━━ Given information ━━
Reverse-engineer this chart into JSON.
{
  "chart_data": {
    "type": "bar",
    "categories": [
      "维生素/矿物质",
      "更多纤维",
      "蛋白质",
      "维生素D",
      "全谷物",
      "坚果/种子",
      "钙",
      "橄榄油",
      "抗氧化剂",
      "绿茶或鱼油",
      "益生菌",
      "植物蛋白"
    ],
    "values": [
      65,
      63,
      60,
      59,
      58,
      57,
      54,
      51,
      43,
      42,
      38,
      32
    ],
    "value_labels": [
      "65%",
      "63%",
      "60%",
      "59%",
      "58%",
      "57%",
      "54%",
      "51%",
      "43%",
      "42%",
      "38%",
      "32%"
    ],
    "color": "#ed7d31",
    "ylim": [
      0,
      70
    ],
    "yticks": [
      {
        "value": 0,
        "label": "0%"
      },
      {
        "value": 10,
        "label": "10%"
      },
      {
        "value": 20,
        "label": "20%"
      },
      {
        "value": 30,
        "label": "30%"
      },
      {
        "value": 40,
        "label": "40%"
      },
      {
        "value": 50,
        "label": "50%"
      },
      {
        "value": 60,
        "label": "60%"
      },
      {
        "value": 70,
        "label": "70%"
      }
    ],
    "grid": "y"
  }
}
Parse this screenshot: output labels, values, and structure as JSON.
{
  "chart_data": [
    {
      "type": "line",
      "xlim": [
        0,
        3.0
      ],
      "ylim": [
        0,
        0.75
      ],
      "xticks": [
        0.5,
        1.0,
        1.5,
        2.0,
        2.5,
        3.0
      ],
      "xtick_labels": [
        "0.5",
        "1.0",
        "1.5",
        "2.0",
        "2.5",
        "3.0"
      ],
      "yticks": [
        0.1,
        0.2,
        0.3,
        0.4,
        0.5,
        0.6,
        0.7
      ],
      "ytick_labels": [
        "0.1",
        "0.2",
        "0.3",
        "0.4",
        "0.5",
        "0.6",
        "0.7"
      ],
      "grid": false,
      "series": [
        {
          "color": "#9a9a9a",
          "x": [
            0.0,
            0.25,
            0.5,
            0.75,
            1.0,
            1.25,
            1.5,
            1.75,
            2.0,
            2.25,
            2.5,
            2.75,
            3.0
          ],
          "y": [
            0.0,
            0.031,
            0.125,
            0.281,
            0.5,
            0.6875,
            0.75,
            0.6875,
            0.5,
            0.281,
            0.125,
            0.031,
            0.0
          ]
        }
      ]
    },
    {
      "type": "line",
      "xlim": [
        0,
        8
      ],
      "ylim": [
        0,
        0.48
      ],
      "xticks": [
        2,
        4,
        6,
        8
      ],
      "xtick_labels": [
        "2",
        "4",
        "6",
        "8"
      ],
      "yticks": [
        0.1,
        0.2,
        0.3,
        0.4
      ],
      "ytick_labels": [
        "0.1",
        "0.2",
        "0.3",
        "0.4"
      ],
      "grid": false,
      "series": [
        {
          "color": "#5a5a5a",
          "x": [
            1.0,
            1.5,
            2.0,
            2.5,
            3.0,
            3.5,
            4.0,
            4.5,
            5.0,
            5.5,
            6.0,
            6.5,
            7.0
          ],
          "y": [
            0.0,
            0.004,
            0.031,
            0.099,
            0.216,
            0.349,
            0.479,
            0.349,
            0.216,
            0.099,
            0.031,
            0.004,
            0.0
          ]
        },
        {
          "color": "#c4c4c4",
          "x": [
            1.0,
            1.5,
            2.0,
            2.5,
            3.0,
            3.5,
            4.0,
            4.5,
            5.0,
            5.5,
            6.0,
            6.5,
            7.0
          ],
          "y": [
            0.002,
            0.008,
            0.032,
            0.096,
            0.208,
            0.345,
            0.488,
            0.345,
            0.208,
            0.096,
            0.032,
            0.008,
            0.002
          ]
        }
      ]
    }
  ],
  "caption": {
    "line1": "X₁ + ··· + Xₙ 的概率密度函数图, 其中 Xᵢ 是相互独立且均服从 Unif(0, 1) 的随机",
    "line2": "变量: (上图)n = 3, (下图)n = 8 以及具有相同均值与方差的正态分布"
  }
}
━━━
**Written exercise**
Copy every line above in which the string "this" shows up.

**Problem solution**
Reverse-engineer this chart into JSON.
Parse this screenshot: output labels, values, and structure as JSON.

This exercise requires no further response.